• **TASK TO CARRY OUT**:
Take from the listing each line that has the string "title".

• **Extracted data entries**:
▬▬▬

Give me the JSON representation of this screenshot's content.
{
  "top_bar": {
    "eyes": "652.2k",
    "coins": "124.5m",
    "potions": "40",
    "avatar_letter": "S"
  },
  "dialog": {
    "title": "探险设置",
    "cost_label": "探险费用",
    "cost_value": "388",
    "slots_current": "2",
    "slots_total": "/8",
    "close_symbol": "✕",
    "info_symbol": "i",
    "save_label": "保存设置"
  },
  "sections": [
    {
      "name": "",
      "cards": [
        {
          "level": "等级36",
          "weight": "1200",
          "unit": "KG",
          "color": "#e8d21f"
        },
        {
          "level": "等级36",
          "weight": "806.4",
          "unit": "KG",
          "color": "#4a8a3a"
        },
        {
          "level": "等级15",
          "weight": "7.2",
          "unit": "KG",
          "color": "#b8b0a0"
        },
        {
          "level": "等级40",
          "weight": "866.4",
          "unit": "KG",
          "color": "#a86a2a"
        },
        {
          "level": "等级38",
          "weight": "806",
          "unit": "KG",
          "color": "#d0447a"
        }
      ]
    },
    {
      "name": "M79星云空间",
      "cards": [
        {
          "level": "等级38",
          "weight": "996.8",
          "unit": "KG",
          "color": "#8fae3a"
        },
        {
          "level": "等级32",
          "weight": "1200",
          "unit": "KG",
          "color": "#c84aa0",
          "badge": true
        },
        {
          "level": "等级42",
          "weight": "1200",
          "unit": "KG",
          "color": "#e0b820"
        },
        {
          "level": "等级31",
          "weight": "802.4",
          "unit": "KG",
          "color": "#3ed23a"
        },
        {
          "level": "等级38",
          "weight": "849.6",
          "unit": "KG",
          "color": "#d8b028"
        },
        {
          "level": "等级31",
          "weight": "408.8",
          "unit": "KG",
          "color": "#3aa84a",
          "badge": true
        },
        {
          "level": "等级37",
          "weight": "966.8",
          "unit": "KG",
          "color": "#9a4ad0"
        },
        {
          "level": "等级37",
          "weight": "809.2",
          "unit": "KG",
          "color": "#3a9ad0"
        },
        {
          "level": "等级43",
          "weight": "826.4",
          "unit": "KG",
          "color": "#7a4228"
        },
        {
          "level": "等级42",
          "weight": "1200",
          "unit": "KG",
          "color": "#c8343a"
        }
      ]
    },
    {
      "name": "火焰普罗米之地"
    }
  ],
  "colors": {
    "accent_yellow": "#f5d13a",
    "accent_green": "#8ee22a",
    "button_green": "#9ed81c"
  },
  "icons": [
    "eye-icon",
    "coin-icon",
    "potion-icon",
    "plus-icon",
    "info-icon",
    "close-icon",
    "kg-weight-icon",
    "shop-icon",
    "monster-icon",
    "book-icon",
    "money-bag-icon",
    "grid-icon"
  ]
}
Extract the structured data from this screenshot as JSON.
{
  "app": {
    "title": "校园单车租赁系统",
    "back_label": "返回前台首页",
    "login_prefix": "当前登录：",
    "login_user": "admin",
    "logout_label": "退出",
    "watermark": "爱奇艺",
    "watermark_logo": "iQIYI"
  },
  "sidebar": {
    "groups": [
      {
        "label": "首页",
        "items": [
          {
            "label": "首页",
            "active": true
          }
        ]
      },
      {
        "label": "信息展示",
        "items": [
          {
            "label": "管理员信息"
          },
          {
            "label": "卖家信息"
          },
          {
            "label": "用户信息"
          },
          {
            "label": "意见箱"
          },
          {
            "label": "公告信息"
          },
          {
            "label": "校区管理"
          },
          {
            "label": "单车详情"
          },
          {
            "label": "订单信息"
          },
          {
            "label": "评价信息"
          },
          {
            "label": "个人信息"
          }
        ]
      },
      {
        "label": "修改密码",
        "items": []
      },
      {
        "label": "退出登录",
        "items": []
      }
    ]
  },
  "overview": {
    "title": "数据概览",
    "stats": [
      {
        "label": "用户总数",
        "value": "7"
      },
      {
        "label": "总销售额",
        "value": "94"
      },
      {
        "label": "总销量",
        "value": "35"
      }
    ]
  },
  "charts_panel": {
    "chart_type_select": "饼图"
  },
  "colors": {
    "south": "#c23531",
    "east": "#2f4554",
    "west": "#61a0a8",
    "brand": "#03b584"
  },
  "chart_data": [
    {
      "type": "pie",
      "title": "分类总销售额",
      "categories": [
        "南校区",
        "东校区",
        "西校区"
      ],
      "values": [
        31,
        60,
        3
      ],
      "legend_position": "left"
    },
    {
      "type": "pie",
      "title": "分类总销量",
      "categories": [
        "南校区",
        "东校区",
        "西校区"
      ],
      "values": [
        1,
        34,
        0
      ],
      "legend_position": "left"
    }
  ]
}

▬▬▬

• **ANSWER FOR THIS EXERCISE**:
    "title": "探险设置",
    "title": "校园单车租赁系统",
    "title": "数据概览",
      "title": "分类总销售额",
      "title": "分类总销量",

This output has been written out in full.